Data entries
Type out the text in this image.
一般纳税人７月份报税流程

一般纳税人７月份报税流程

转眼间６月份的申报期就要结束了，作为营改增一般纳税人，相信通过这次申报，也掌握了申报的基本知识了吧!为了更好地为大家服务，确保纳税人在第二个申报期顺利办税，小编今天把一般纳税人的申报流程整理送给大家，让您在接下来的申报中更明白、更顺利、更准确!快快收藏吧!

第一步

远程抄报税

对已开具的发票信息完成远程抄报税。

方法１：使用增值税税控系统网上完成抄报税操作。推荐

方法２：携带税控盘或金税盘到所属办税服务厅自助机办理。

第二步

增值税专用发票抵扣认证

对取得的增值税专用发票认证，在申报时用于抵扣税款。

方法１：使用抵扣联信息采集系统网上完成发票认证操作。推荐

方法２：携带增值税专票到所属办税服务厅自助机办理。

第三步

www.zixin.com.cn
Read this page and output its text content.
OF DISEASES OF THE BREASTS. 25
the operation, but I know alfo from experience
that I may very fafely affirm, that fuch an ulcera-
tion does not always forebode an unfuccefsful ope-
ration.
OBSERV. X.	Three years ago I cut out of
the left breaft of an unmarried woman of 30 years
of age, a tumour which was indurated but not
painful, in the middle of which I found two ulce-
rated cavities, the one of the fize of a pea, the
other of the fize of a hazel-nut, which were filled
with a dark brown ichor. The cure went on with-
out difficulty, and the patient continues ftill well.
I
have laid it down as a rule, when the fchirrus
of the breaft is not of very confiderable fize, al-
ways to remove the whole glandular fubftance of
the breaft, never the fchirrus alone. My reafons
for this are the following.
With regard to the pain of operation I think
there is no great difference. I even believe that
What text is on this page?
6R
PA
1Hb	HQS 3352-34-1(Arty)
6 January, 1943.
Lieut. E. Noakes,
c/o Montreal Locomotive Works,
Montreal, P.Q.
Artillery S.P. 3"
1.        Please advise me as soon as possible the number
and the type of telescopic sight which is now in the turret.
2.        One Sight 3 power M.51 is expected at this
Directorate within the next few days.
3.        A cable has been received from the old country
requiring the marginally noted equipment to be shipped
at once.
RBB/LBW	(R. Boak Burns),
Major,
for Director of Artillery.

# The exercise
Every line of the material must be returned exactly as it appears.

# Answer to the problem
Type out the text in this image.
一般纳税人７月份报税流程

一般纳税人７月份报税流程

转眼间６月份的申报期就要结束了，作为营改增一般纳税人，相信通过这次申报，也掌握了申报的基本知识了吧!为了更好地为大家服务，确保纳税人在第二个申报期顺利办税，小编今天把一般纳税人的申报流程整理送给大家，让您在接下来的申报中更明白、更顺利、更准确!快快收藏吧!

第一步

远程抄报税

对已开具的发票信息完成远程抄报税。

方法１：使用增值税税控系统网上完成抄报税操作。推荐

方法２：携带税控盘或金税盘到所属办税服务厅自助机办理。

第二步

增值税专用发票抵扣认证

对取得的增值税专用发票认证，在申报时用于抵扣税款。

方法１：使用抵扣联信息采集系统网上完成发票认证操作。推荐

方法２：携带增值税专票到所属办税服务厅自助机办理。

第三步

www.zixin.com.cn
Read this page and output its text content.
OF DISEASES OF THE BREASTS. 25
the operation, but I know alfo from experience
that I may very fafely affirm, that fuch an ulcera-
tion does not always forebode an unfuccefsful ope-
ration.
OBSERV. X.	Three years ago I cut out of
the left breaft of an unmarried woman of 30 years
of age, a tumour which was indurated but not
painful, in the middle of which I found two ulce-
rated cavities, the one of the fize of a pea, the
other of the fize of a hazel-nut, which were filled
with a dark brown ichor. The cure went on with-
out difficulty, and the patient continues ftill well.
I
have laid it down as a rule, when the fchirrus
of the breaft is not of very confiderable fize, al-
ways to remove the whole glandular fubftance of
the breaft, never the fchirrus alone. My reafons
for this are the following.
With regard to the pain of operation I think
there is no great difference. I even believe that
What text is on this page?
6R
PA
1Hb	HQS 3352-34-1(Arty)
6 January, 1943.
Lieut. E. Noakes,
c/o Montreal Locomotive Works,
Montreal, P.Q.
Artillery S.P. 3"
1.        Please advise me as soon as possible the number
and the type of telescopic sight which is now in the turret.
2.        One Sight 3 power M.51 is expected at this
Directorate within the next few days.
3.        A cable has been received from the old country
requiring the marginally noted equipment to be shipped
at once.
RBB/LBW	(R. Boak Burns),
Major,
for Director of Artillery.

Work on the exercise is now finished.